Task goal>
Skip all pictures; return exactly the lines from the one containing "Enumerate this screenshot's" through the end of the data.

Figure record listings

========================================

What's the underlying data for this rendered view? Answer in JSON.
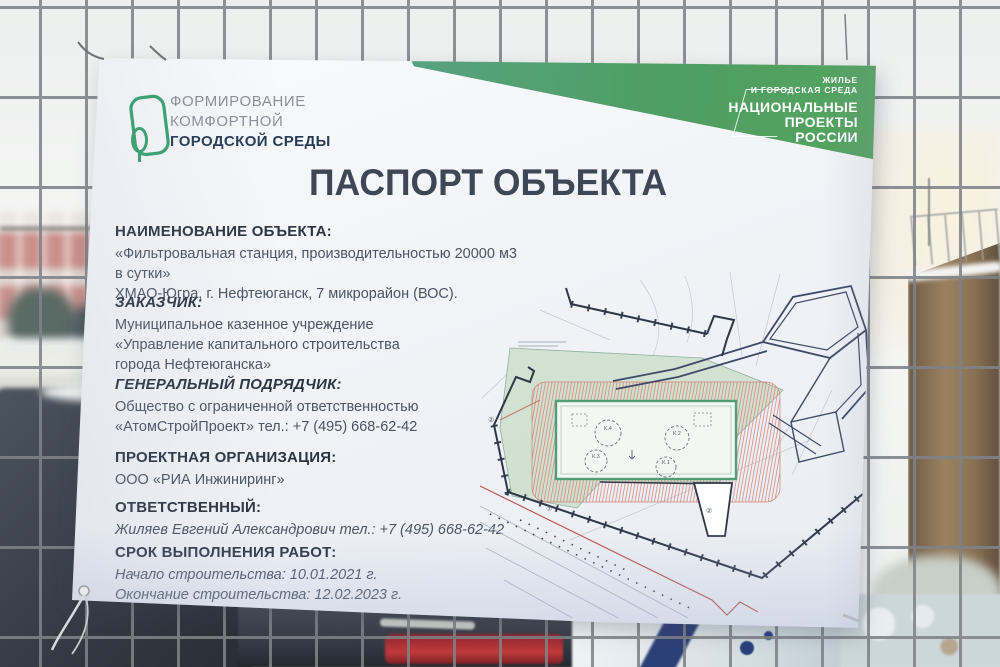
{
  "banner": {
    "program_logo": {
      "line1": "ФОРМИРОВАНИЕ",
      "line2": "КОМФОРТНОЙ",
      "line3": "ГОРОДСКОЙ СРЕДЫ"
    },
    "national_projects_badge": {
      "top_line1": "ЖИЛЬЕ",
      "top_line2": "И ГОРОДСКАЯ СРЕДА",
      "line1": "НАЦИОНАЛЬНЫЕ",
      "line2": "ПРОЕКТЫ",
      "line3": "РОССИИ"
    },
    "title": "ПАСПОРТ ОБЪЕКТА",
    "sections": [
      {
        "label": "НАИМЕНОВАНИЕ ОБЪЕКТА:",
        "lines": [
          "«Фильтровальная станция, производительностью 20000 м3 в сутки»",
          "ХМАО-Югра, г. Нефтеюганск, 7 микрорайон (ВОС)."
        ]
      },
      {
        "label": "ЗАКАЗЧИК:",
        "lines": [
          "Муниципальное казенное учреждение",
          "«Управление капитального строительства",
          "города Нефтеюганска»"
        ]
      },
      {
        "label": "ГЕНЕРАЛЬНЫЙ ПОДРЯДЧИК:",
        "lines": [
          "Общество с ограниченной ответственностью",
          "«АтомСтройПроект» тел.: +7 (495) 668-62-42"
        ]
      },
      {
        "label": "ПРОЕКТНАЯ ОРГАНИЗАЦИЯ:",
        "lines": [
          "ООО «РИА Инжиниринг»"
        ]
      },
      {
        "label": "ОТВЕТСТВЕННЫЙ:",
        "lines": [
          "Жиляев Евгений Александрович тел.: +7 (495) 668-62-42"
        ]
      },
      {
        "label": "СРОК ВЫПОЛНЕНИЯ РАБОТ:",
        "lines": [
          "Начало строительства: 10.01.2021 г.",
          "Окончание строительства: 12.02.2023 г."
        ]
      }
    ],
    "site_plan": {
      "tank_labels": [
        "К.1",
        "К.2",
        "К.3",
        "К.4"
      ],
      "circled_marks": [
        "②",
        "⑦",
        "②"
      ]
    },
    "colors": {
      "accent_teal": "#5aa38b",
      "accent_green": "#4f9e62",
      "logo_green": "#35a06c",
      "heading_navy": "#273b55",
      "title_gray": "#3e4755",
      "body_gray": "#4b5463",
      "plan_red": "#c0564c",
      "plan_site_green": "#cfe0cf"
    }
  }
}
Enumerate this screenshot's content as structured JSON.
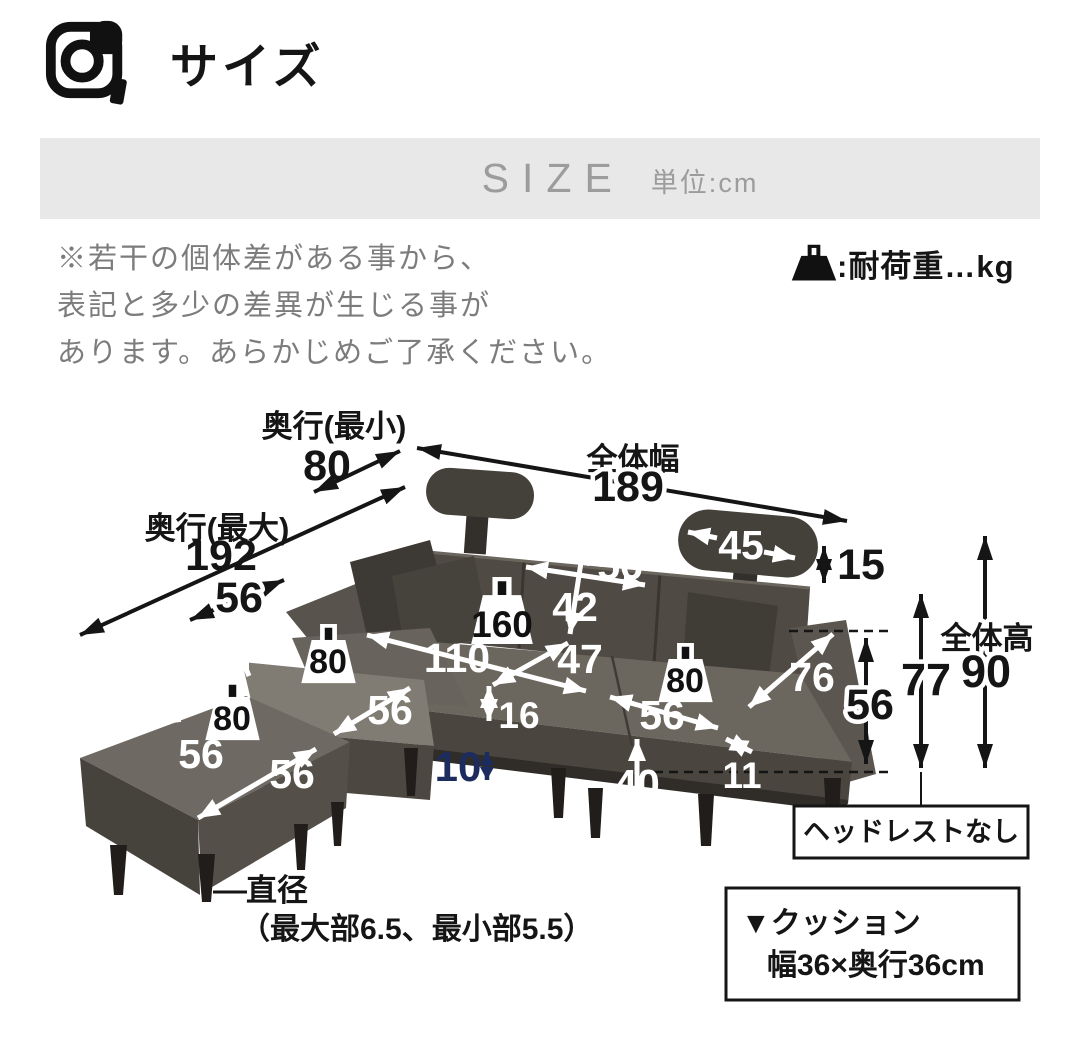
{
  "header": {
    "title": "サイズ"
  },
  "banner": {
    "size": "SIZE",
    "unit": "単位:cm"
  },
  "disclaimer": {
    "line1": "※若干の個体差がある事から、",
    "line2": "表記と多少の差異が生じる事が",
    "line3": "あります。あらかじめご了承ください。"
  },
  "legend": {
    "load": ":耐荷重…kg"
  },
  "colors": {
    "navy": "#1d2c5e",
    "black": "#151515",
    "banner_gray": "#e8e8e8"
  },
  "diagram": {
    "depth_min_label": "奥行(最小)",
    "depth_min": "80",
    "overall_width_label": "全体幅",
    "overall_width": "189",
    "depth_max_label": "奥行(最大)",
    "depth_max": "192",
    "corner_width": "56",
    "back_cushion_height": "18",
    "headrest_width": "45",
    "headrest_height": "15",
    "backrest_width": "56",
    "backrest_height": "42",
    "seat_total_width": "110",
    "seat_depth": "47",
    "seat_thickness": "16",
    "right_seat_width": "56",
    "seat_height": "40",
    "armrest_thickness": "11",
    "armrest_length": "76",
    "armrest_height": "56",
    "no_headrest_height": "77",
    "overall_height_label": "全体高",
    "overall_height": "90",
    "leg_height": "10",
    "ottoman_back_width": "56",
    "ottoman_front_depth": "56",
    "ottoman2_width": "56",
    "load_corner": "80",
    "load_ottoman": "80",
    "load_center": "160",
    "load_right": "80",
    "leg_note_line1": "直径",
    "leg_note_line2": "（最大部6.5、最小部5.5）",
    "headrest_note": "ヘッドレストなし",
    "cushion_note_line1": "▼クッション",
    "cushion_note_line2": "幅36×奥行36cm"
  }
}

========================================

Result of the task>
Enumerate this screenshot's content as structured JSON.
{
  "header": {
    "title": "サイズ"
  },
  "banner": {
    "size": "SIZE",
    "unit": "単位:cm"
  },
  "disclaimer": {
    "line1": "※若干の個体差がある事から、",
    "line2": "表記と多少の差異が生じる事が",
    "line3": "あります。あらかじめご了承ください。"
  },
  "legend": {
    "load": ":耐荷重…kg"
  },
  "colors": {
    "navy": "#1d2c5e",
    "black": "#151515",
    "banner_gray": "#e8e8e8"
  },
  "diagram": {
    "depth_min_label": "奥行(最小)",
    "depth_min": "80",
    "overall_width_label": "全体幅",
    "overall_width": "189",
    "depth_max_label": "奥行(最大)",
    "depth_max": "192",
    "corner_width": "56",
    "back_cushion_height": "18",
    "headrest_width": "45",
    "headrest_height": "15",
    "backrest_width": "56",
    "backrest_height": "42",
    "seat_total_width": "110",
    "seat_depth": "47",
    "seat_thickness": "16",
    "right_seat_width": "56",
    "seat_height": "40",
    "armrest_thickness": "11",
    "armrest_length": "76",
    "armrest_height": "56",
    "no_headrest_height": "77",
    "overall_height_label": "全体高",
    "overall_height": "90",
    "leg_height": "10",
    "ottoman_back_width": "56",
    "ottoman_front_depth": "56",
    "ottoman2_width": "56",
    "load_corner": "80",
    "load_ottoman": "80",
    "load_center": "160",
    "load_right": "80",
    "leg_note_line1": "直径",
    "leg_note_line2": "（最大部6.5、最小部5.5）",
    "headrest_note": "ヘッドレストなし",
    "cushion_note_line1": "▼クッション",
    "cushion_note_line2": "幅36×奥行36cm"
  }
}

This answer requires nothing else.